> Data entries
-=-=-

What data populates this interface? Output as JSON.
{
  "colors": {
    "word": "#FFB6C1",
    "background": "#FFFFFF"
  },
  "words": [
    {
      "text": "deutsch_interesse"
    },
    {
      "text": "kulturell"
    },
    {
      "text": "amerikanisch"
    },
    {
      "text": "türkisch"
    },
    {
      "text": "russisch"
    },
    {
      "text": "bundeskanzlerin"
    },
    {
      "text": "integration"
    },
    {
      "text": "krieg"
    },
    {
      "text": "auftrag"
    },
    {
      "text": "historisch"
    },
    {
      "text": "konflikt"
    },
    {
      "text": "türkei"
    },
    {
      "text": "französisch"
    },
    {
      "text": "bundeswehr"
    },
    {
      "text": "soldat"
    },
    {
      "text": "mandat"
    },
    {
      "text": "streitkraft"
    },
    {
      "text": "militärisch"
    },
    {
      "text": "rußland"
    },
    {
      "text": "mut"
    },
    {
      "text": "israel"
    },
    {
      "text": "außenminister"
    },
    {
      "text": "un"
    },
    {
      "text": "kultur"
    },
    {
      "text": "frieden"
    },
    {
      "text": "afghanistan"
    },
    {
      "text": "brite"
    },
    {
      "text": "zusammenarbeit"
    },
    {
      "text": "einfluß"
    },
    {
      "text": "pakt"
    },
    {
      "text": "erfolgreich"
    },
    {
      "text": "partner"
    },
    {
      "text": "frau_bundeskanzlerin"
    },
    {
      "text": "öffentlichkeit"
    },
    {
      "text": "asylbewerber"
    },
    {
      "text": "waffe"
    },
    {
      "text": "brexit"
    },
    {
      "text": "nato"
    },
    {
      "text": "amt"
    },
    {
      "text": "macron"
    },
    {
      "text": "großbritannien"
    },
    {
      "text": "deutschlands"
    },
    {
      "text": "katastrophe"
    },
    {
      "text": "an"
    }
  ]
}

-=-=-

> Requirements
Reproduce the records word for word.

> Output of the task
What data populates this interface? Output as JSON.
{
  "colors": {
    "word": "#FFB6C1",
    "background": "#FFFFFF"
  },
  "words": [
    {
      "text": "deutsch_interesse"
    },
    {
      "text": "kulturell"
    },
    {
      "text": "amerikanisch"
    },
    {
      "text": "türkisch"
    },
    {
      "text": "russisch"
    },
    {
      "text": "bundeskanzlerin"
    },
    {
      "text": "integration"
    },
    {
      "text": "krieg"
    },
    {
      "text": "auftrag"
    },
    {
      "text": "historisch"
    },
    {
      "text": "konflikt"
    },
    {
      "text": "türkei"
    },
    {
      "text": "französisch"
    },
    {
      "text": "bundeswehr"
    },
    {
      "text": "soldat"
    },
    {
      "text": "mandat"
    },
    {
      "text": "streitkraft"
    },
    {
      "text": "militärisch"
    },
    {
      "text": "rußland"
    },
    {
      "text": "mut"
    },
    {
      "text": "israel"
    },
    {
      "text": "außenminister"
    },
    {
      "text": "un"
    },
    {
      "text": "kultur"
    },
    {
      "text": "frieden"
    },
    {
      "text": "afghanistan"
    },
    {
      "text": "brite"
    },
    {
      "text": "zusammenarbeit"
    },
    {
      "text": "einfluß"
    },
    {
      "text": "pakt"
    },
    {
      "text": "erfolgreich"
    },
    {
      "text": "partner"
    },
    {
      "text": "frau_bundeskanzlerin"
    },
    {
      "text": "öffentlichkeit"
    },
    {
      "text": "asylbewerber"
    },
    {
      "text": "waffe"
    },
    {
      "text": "brexit"
    },
    {
      "text": "nato"
    },
    {
      "text": "amt"
    },
    {
      "text": "macron"
    },
    {
      "text": "großbritannien"
    },
    {
      "text": "deutschlands"
    },
    {
      "text": "katastrophe"
    },
    {
      "text": "an"
    }
  ]
}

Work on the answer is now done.